Required task
Could the lines from the one with "Enumerate this screenshot's" through the end of the listing be restated exactly, with nothing else included?

Dataset records
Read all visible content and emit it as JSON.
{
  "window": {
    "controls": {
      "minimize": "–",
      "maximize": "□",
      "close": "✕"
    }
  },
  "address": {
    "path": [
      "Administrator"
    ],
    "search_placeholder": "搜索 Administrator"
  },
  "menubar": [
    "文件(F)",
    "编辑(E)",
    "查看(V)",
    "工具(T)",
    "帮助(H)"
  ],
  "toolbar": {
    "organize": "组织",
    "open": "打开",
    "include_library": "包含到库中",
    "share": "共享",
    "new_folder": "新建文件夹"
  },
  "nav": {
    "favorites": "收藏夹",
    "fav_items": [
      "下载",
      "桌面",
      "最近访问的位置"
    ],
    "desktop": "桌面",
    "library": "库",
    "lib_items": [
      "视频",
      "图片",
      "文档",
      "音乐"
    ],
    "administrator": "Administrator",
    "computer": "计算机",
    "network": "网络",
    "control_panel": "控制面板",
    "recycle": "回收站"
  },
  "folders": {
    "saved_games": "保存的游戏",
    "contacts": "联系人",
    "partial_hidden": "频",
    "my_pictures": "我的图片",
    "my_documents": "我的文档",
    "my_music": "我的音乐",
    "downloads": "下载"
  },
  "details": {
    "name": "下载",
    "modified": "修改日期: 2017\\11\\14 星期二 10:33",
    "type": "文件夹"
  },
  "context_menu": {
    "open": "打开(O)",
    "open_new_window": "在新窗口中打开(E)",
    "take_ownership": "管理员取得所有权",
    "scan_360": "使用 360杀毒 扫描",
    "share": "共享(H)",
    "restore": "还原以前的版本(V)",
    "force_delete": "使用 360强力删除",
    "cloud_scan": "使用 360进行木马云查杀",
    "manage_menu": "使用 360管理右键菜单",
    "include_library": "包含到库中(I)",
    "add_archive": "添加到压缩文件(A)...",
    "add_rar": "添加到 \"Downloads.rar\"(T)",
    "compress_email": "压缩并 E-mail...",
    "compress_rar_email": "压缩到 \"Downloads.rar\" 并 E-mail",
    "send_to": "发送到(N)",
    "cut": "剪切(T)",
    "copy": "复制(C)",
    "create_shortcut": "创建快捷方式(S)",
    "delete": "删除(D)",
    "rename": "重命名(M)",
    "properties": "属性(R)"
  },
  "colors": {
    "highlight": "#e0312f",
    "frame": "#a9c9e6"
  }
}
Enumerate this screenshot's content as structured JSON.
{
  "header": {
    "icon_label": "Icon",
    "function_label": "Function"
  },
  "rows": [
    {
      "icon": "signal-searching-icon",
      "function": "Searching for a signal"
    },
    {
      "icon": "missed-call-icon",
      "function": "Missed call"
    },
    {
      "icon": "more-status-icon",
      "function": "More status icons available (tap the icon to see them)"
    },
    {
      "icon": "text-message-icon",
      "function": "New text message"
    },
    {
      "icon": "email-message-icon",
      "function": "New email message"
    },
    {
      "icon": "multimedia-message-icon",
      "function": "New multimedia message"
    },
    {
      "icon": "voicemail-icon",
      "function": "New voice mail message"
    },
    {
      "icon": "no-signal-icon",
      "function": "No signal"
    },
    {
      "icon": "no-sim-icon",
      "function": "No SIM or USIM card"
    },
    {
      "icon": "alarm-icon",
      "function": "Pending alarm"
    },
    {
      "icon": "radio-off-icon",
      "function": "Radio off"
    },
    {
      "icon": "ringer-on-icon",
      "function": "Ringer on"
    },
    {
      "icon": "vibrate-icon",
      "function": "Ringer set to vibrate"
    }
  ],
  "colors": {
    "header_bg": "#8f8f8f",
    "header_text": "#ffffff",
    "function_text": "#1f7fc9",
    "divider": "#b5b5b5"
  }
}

Exercise output
Enumerate this screenshot's content as structured JSON.
{
  "header": {
    "icon_label": "Icon",
    "function_label": "Function"
  },
  "rows": [
    {
      "icon": "signal-searching-icon",
      "function": "Searching for a signal"
    },
    {
      "icon": "missed-call-icon",
      "function": "Missed call"
    },
    {
      "icon": "more-status-icon",
      "function": "More status icons available (tap the icon to see them)"
    },
    {
      "icon": "text-message-icon",
      "function": "New text message"
    },
    {
      "icon": "email-message-icon",
      "function": "New email message"
    },
    {
      "icon": "multimedia-message-icon",
      "function": "New multimedia message"
    },
    {
      "icon": "voicemail-icon",
      "function": "New voice mail message"
    },
    {
      "icon": "no-signal-icon",
      "function": "No signal"
    },
    {
      "icon": "no-sim-icon",
      "function": "No SIM or USIM card"
    },
    {
      "icon": "alarm-icon",
      "function": "Pending alarm"
    },
    {
      "icon": "radio-off-icon",
      "function": "Radio off"
    },
    {
      "icon": "ringer-on-icon",
      "function": "Ringer on"
    },
    {
      "icon": "vibrate-icon",
      "function": "Ringer set to vibrate"
    }
  ],
  "colors": {
    "header_bg": "#8f8f8f",
    "header_text": "#ffffff",
    "function_text": "#1f7fc9",
    "divider": "#b5b5b5"
  }
}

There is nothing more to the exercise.